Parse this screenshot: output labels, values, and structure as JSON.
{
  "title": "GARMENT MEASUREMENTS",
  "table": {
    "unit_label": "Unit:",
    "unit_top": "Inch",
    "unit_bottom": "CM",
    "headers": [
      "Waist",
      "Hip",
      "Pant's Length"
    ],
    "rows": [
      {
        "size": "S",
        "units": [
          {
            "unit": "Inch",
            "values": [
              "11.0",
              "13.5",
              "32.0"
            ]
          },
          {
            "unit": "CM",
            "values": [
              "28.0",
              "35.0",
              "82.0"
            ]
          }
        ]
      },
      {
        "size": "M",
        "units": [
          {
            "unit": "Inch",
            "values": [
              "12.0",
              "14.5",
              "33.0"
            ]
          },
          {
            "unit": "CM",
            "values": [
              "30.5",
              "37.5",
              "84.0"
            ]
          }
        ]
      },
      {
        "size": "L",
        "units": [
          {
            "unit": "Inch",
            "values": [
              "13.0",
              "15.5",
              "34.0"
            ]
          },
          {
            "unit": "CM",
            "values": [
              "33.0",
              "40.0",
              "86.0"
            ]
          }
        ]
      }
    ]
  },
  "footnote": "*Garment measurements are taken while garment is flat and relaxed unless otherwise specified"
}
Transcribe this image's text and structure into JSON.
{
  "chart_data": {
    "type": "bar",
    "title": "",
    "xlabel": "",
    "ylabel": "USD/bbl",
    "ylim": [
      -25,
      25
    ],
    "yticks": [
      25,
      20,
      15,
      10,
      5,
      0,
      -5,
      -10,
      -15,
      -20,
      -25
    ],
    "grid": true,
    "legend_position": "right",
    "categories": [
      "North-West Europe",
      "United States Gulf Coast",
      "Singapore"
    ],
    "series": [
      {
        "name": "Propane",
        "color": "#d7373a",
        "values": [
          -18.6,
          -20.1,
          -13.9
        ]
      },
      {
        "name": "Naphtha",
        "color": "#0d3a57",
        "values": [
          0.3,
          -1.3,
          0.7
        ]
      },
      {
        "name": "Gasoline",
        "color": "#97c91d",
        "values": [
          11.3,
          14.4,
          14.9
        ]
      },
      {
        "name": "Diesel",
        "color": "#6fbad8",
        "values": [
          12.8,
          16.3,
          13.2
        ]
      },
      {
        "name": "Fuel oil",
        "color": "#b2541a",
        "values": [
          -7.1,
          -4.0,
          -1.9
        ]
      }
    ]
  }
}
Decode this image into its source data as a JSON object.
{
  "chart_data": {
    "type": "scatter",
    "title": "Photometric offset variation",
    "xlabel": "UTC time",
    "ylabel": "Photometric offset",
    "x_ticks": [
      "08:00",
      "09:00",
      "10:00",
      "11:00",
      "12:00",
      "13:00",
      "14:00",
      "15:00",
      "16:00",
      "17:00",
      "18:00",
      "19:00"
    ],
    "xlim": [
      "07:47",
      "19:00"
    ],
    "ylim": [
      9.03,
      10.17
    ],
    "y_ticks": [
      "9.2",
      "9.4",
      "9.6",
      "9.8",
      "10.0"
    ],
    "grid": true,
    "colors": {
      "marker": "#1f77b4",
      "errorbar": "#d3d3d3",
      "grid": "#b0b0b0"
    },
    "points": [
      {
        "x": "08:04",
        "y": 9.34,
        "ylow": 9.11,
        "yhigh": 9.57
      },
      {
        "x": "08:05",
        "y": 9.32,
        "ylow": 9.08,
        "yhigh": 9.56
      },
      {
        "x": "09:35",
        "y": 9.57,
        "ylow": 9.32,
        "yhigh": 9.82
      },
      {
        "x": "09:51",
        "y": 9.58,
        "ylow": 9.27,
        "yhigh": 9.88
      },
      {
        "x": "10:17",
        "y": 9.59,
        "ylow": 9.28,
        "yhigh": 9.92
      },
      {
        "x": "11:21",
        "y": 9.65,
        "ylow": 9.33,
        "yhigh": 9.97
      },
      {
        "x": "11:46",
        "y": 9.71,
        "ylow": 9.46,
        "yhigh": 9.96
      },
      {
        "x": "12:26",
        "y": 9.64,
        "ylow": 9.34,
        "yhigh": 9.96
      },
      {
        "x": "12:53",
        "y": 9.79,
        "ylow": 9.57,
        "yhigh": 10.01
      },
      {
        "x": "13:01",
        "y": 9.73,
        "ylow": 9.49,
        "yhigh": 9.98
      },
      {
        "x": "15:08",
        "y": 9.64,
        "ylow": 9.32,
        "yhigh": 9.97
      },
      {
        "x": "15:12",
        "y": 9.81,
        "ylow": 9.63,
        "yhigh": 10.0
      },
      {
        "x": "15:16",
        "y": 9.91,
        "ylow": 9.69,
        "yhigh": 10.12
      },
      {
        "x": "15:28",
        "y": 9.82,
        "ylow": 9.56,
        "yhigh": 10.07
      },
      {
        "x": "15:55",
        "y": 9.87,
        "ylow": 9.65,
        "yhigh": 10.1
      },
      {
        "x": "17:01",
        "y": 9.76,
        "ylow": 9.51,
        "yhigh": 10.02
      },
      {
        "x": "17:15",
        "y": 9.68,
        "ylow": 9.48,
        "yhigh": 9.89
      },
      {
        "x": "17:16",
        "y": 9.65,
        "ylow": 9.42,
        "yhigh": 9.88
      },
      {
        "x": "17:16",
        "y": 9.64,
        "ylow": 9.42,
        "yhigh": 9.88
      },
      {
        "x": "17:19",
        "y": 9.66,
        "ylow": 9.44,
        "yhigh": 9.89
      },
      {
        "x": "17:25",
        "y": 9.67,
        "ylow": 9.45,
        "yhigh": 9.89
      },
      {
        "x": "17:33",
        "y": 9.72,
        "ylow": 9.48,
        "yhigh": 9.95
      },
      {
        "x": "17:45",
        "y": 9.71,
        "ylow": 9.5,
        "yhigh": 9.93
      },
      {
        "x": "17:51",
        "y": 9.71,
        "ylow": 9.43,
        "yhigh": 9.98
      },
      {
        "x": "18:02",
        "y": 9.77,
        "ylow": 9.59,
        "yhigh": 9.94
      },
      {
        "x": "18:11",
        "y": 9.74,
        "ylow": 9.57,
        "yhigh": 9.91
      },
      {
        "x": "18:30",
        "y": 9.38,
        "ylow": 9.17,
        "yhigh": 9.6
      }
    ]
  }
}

┄┄┄┄┄┄┄┄┄┄┄┄┄┄┄┄┄┄┄┄

### Exercise details
Please set down all the data word for word.

### Correct output
Parse this screenshot: output labels, values, and structure as JSON.
{
  "title": "GARMENT MEASUREMENTS",
  "table": {
    "unit_label": "Unit:",
    "unit_top": "Inch",
    "unit_bottom": "CM",
    "headers": [
      "Waist",
      "Hip",
      "Pant's Length"
    ],
    "rows": [
      {
        "size": "S",
        "units": [
          {
            "unit": "Inch",
            "values": [
              "11.0",
              "13.5",
              "32.0"
            ]
          },
          {
            "unit": "CM",
            "values": [
              "28.0",
              "35.0",
              "82.0"
            ]
          }
        ]
      },
      {
        "size": "M",
        "units": [
          {
            "unit": "Inch",
            "values": [
              "12.0",
              "14.5",
              "33.0"
            ]
          },
          {
            "unit": "CM",
            "values": [
              "30.5",
              "37.5",
              "84.0"
            ]
          }
        ]
      },
      {
        "size": "L",
        "units": [
          {
            "unit": "Inch",
            "values": [
              "13.0",
              "15.5",
              "34.0"
            ]
          },
          {
            "unit": "CM",
            "values": [
              "33.0",
              "40.0",
              "86.0"
            ]
          }
        ]
      }
    ]
  },
  "footnote": "*Garment measurements are taken while garment is flat and relaxed unless otherwise specified"
}
Transcribe this image's text and structure into JSON.
{
  "chart_data": {
    "type": "bar",
    "title": "",
    "xlabel": "",
    "ylabel": "USD/bbl",
    "ylim": [
      -25,
      25
    ],
    "yticks": [
      25,
      20,
      15,
      10,
      5,
      0,
      -5,
      -10,
      -15,
      -20,
      -25
    ],
    "grid": true,
    "legend_position": "right",
    "categories": [
      "North-West Europe",
      "United States Gulf Coast",
      "Singapore"
    ],
    "series": [
      {
        "name": "Propane",
        "color": "#d7373a",
        "values": [
          -18.6,
          -20.1,
          -13.9
        ]
      },
      {
        "name": "Naphtha",
        "color": "#0d3a57",
        "values": [
          0.3,
          -1.3,
          0.7
        ]
      },
      {
        "name": "Gasoline",
        "color": "#97c91d",
        "values": [
          11.3,
          14.4,
          14.9
        ]
      },
      {
        "name": "Diesel",
        "color": "#6fbad8",
        "values": [
          12.8,
          16.3,
          13.2
        ]
      },
      {
        "name": "Fuel oil",
        "color": "#b2541a",
        "values": [
          -7.1,
          -4.0,
          -1.9
        ]
      }
    ]
  }
}
Decode this image into its source data as a JSON object.
{
  "chart_data": {
    "type": "scatter",
    "title": "Photometric offset variation",
    "xlabel": "UTC time",
    "ylabel": "Photometric offset",
    "x_ticks": [
      "08:00",
      "09:00",
      "10:00",
      "11:00",
      "12:00",
      "13:00",
      "14:00",
      "15:00",
      "16:00",
      "17:00",
      "18:00",
      "19:00"
    ],
    "xlim": [
      "07:47",
      "19:00"
    ],
    "ylim": [
      9.03,
      10.17
    ],
    "y_ticks": [
      "9.2",
      "9.4",
      "9.6",
      "9.8",
      "10.0"
    ],
    "grid": true,
    "colors": {
      "marker": "#1f77b4",
      "errorbar": "#d3d3d3",
      "grid": "#b0b0b0"
    },
    "points": [
      {
        "x": "08:04",
        "y": 9.34,
        "ylow": 9.11,
        "yhigh": 9.57
      },
      {
        "x": "08:05",
        "y": 9.32,
        "ylow": 9.08,
        "yhigh": 9.56
      },
      {
        "x": "09:35",
        "y": 9.57,
        "ylow": 9.32,
        "yhigh": 9.82
      },
      {
        "x": "09:51",
        "y": 9.58,
        "ylow": 9.27,
        "yhigh": 9.88
      },
      {
        "x": "10:17",
        "y": 9.59,
        "ylow": 9.28,
        "yhigh": 9.92
      },
      {
        "x": "11:21",
        "y": 9.65,
        "ylow": 9.33,
        "yhigh": 9.97
      },
      {
        "x": "11:46",
        "y": 9.71,
        "ylow": 9.46,
        "yhigh": 9.96
      },
      {
        "x": "12:26",
        "y": 9.64,
        "ylow": 9.34,
        "yhigh": 9.96
      },
      {
        "x": "12:53",
        "y": 9.79,
        "ylow": 9.57,
        "yhigh": 10.01
      },
      {
        "x": "13:01",
        "y": 9.73,
        "ylow": 9.49,
        "yhigh": 9.98
      },
      {
        "x": "15:08",
        "y": 9.64,
        "ylow": 9.32,
        "yhigh": 9.97
      },
      {
        "x": "15:12",
        "y": 9.81,
        "ylow": 9.63,
        "yhigh": 10.0
      },
      {
        "x": "15:16",
        "y": 9.91,
        "ylow": 9.69,
        "yhigh": 10.12
      },
      {
        "x": "15:28",
        "y": 9.82,
        "ylow": 9.56,
        "yhigh": 10.07
      },
      {
        "x": "15:55",
        "y": 9.87,
        "ylow": 9.65,
        "yhigh": 10.1
      },
      {
        "x": "17:01",
        "y": 9.76,
        "ylow": 9.51,
        "yhigh": 10.02
      },
      {
        "x": "17:15",
        "y": 9.68,
        "ylow": 9.48,
        "yhigh": 9.89
      },
      {
        "x": "17:16",
        "y": 9.65,
        "ylow": 9.42,
        "yhigh": 9.88
      },
      {
        "x": "17:16",
        "y": 9.64,
        "ylow": 9.42,
        "yhigh": 9.88
      },
      {
        "x": "17:19",
        "y": 9.66,
        "ylow": 9.44,
        "yhigh": 9.89
      },
      {
        "x": "17:25",
        "y": 9.67,
        "ylow": 9.45,
        "yhigh": 9.89
      },
      {
        "x": "17:33",
        "y": 9.72,
        "ylow": 9.48,
        "yhigh": 9.95
      },
      {
        "x": "17:45",
        "y": 9.71,
        "ylow": 9.5,
        "yhigh": 9.93
      },
      {
        "x": "17:51",
        "y": 9.71,
        "ylow": 9.43,
        "yhigh": 9.98
      },
      {
        "x": "18:02",
        "y": 9.77,
        "ylow": 9.59,
        "yhigh": 9.94
      },
      {
        "x": "18:11",
        "y": 9.74,
        "ylow": 9.57,
        "yhigh": 9.91
      },
      {
        "x": "18:30",
        "y": 9.38,
        "ylow": 9.17,
        "yhigh": 9.6
      }
    ]
  }
}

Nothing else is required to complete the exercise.